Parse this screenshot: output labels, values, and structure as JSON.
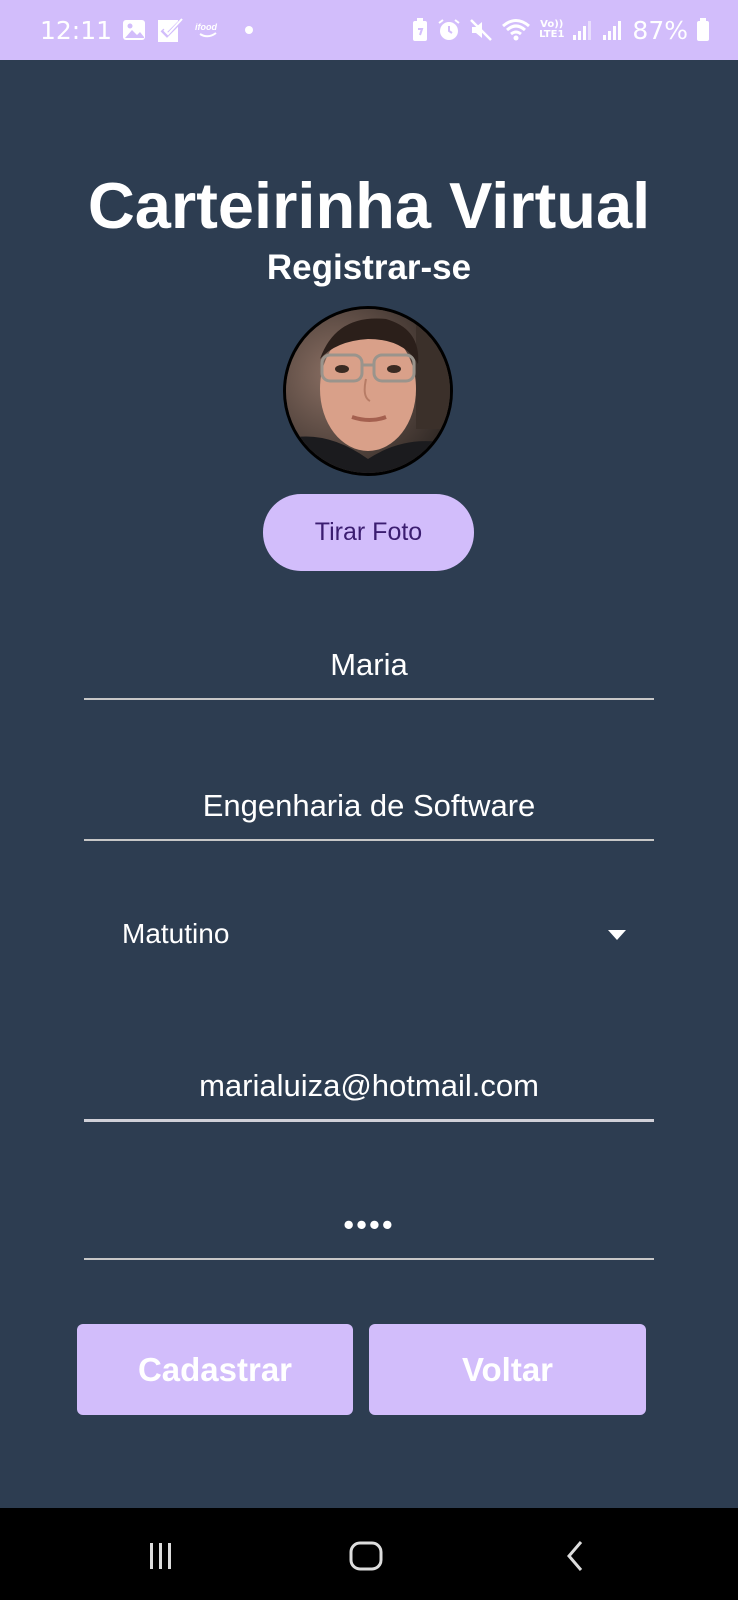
{
  "status_bar": {
    "time": "12:11",
    "battery_percent": "87%",
    "left_icons": [
      "gallery-icon",
      "check-app-icon",
      "ifood-icon",
      "dot-icon"
    ],
    "right_icons": [
      "battery-saver-icon",
      "alarm-icon",
      "mute-icon",
      "wifi-icon",
      "volte-icon",
      "signal-icon",
      "signal-icon",
      "battery-icon"
    ],
    "volte_label": "Vo))\nLTE1"
  },
  "header": {
    "title": "Carteirinha Virtual",
    "subtitle": "Registrar-se"
  },
  "profile": {
    "take_photo_label": "Tirar Foto"
  },
  "form": {
    "name_value": "Maria",
    "course_value": "Engenharia de Software",
    "shift_value": "Matutino",
    "email_value": "marialuiza@hotmail.com",
    "password_value": "••••"
  },
  "actions": {
    "register_label": "Cadastrar",
    "back_label": "Voltar"
  },
  "nav_bar": {
    "icons": [
      "recent-apps-icon",
      "home-icon",
      "back-icon"
    ]
  },
  "colors": {
    "background": "#2d3d51",
    "accent": "#d2bdfb",
    "photo_button_text": "#3b1d70"
  }
}
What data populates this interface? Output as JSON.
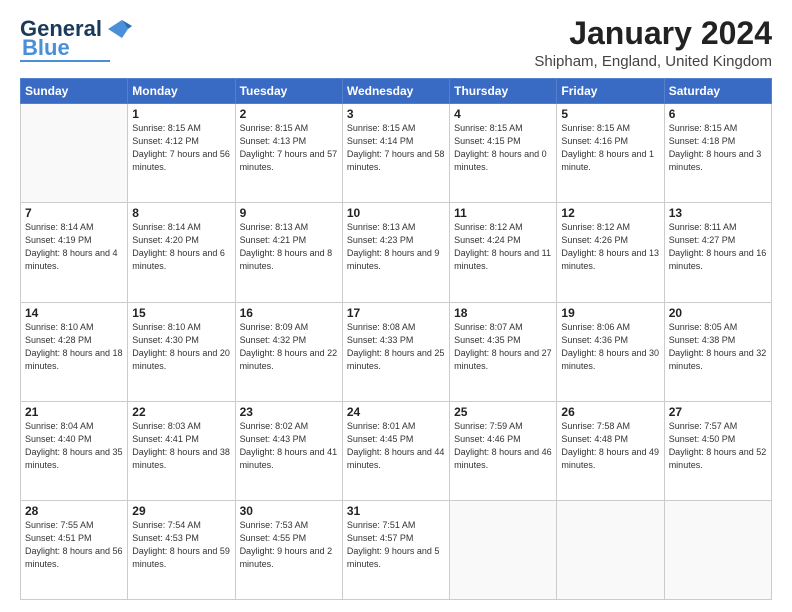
{
  "header": {
    "logo_general": "General",
    "logo_blue": "Blue",
    "main_title": "January 2024",
    "subtitle": "Shipham, England, United Kingdom"
  },
  "calendar": {
    "days_of_week": [
      "Sunday",
      "Monday",
      "Tuesday",
      "Wednesday",
      "Thursday",
      "Friday",
      "Saturday"
    ],
    "weeks": [
      [
        {
          "day": "",
          "info": ""
        },
        {
          "day": "1",
          "info": "Sunrise: 8:15 AM\nSunset: 4:12 PM\nDaylight: 7 hours\nand 56 minutes."
        },
        {
          "day": "2",
          "info": "Sunrise: 8:15 AM\nSunset: 4:13 PM\nDaylight: 7 hours\nand 57 minutes."
        },
        {
          "day": "3",
          "info": "Sunrise: 8:15 AM\nSunset: 4:14 PM\nDaylight: 7 hours\nand 58 minutes."
        },
        {
          "day": "4",
          "info": "Sunrise: 8:15 AM\nSunset: 4:15 PM\nDaylight: 8 hours\nand 0 minutes."
        },
        {
          "day": "5",
          "info": "Sunrise: 8:15 AM\nSunset: 4:16 PM\nDaylight: 8 hours\nand 1 minute."
        },
        {
          "day": "6",
          "info": "Sunrise: 8:15 AM\nSunset: 4:18 PM\nDaylight: 8 hours\nand 3 minutes."
        }
      ],
      [
        {
          "day": "7",
          "info": "Sunrise: 8:14 AM\nSunset: 4:19 PM\nDaylight: 8 hours\nand 4 minutes."
        },
        {
          "day": "8",
          "info": "Sunrise: 8:14 AM\nSunset: 4:20 PM\nDaylight: 8 hours\nand 6 minutes."
        },
        {
          "day": "9",
          "info": "Sunrise: 8:13 AM\nSunset: 4:21 PM\nDaylight: 8 hours\nand 8 minutes."
        },
        {
          "day": "10",
          "info": "Sunrise: 8:13 AM\nSunset: 4:23 PM\nDaylight: 8 hours\nand 9 minutes."
        },
        {
          "day": "11",
          "info": "Sunrise: 8:12 AM\nSunset: 4:24 PM\nDaylight: 8 hours\nand 11 minutes."
        },
        {
          "day": "12",
          "info": "Sunrise: 8:12 AM\nSunset: 4:26 PM\nDaylight: 8 hours\nand 13 minutes."
        },
        {
          "day": "13",
          "info": "Sunrise: 8:11 AM\nSunset: 4:27 PM\nDaylight: 8 hours\nand 16 minutes."
        }
      ],
      [
        {
          "day": "14",
          "info": "Sunrise: 8:10 AM\nSunset: 4:28 PM\nDaylight: 8 hours\nand 18 minutes."
        },
        {
          "day": "15",
          "info": "Sunrise: 8:10 AM\nSunset: 4:30 PM\nDaylight: 8 hours\nand 20 minutes."
        },
        {
          "day": "16",
          "info": "Sunrise: 8:09 AM\nSunset: 4:32 PM\nDaylight: 8 hours\nand 22 minutes."
        },
        {
          "day": "17",
          "info": "Sunrise: 8:08 AM\nSunset: 4:33 PM\nDaylight: 8 hours\nand 25 minutes."
        },
        {
          "day": "18",
          "info": "Sunrise: 8:07 AM\nSunset: 4:35 PM\nDaylight: 8 hours\nand 27 minutes."
        },
        {
          "day": "19",
          "info": "Sunrise: 8:06 AM\nSunset: 4:36 PM\nDaylight: 8 hours\nand 30 minutes."
        },
        {
          "day": "20",
          "info": "Sunrise: 8:05 AM\nSunset: 4:38 PM\nDaylight: 8 hours\nand 32 minutes."
        }
      ],
      [
        {
          "day": "21",
          "info": "Sunrise: 8:04 AM\nSunset: 4:40 PM\nDaylight: 8 hours\nand 35 minutes."
        },
        {
          "day": "22",
          "info": "Sunrise: 8:03 AM\nSunset: 4:41 PM\nDaylight: 8 hours\nand 38 minutes."
        },
        {
          "day": "23",
          "info": "Sunrise: 8:02 AM\nSunset: 4:43 PM\nDaylight: 8 hours\nand 41 minutes."
        },
        {
          "day": "24",
          "info": "Sunrise: 8:01 AM\nSunset: 4:45 PM\nDaylight: 8 hours\nand 44 minutes."
        },
        {
          "day": "25",
          "info": "Sunrise: 7:59 AM\nSunset: 4:46 PM\nDaylight: 8 hours\nand 46 minutes."
        },
        {
          "day": "26",
          "info": "Sunrise: 7:58 AM\nSunset: 4:48 PM\nDaylight: 8 hours\nand 49 minutes."
        },
        {
          "day": "27",
          "info": "Sunrise: 7:57 AM\nSunset: 4:50 PM\nDaylight: 8 hours\nand 52 minutes."
        }
      ],
      [
        {
          "day": "28",
          "info": "Sunrise: 7:55 AM\nSunset: 4:51 PM\nDaylight: 8 hours\nand 56 minutes."
        },
        {
          "day": "29",
          "info": "Sunrise: 7:54 AM\nSunset: 4:53 PM\nDaylight: 8 hours\nand 59 minutes."
        },
        {
          "day": "30",
          "info": "Sunrise: 7:53 AM\nSunset: 4:55 PM\nDaylight: 9 hours\nand 2 minutes."
        },
        {
          "day": "31",
          "info": "Sunrise: 7:51 AM\nSunset: 4:57 PM\nDaylight: 9 hours\nand 5 minutes."
        },
        {
          "day": "",
          "info": ""
        },
        {
          "day": "",
          "info": ""
        },
        {
          "day": "",
          "info": ""
        }
      ]
    ]
  }
}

Exercise: Gather up the lines containing the word "this" from these records and copy them.

Complete answer:
Parse this screenshot: output labels, values, and structure as JSON.
What data populates this interface? Output as JSON.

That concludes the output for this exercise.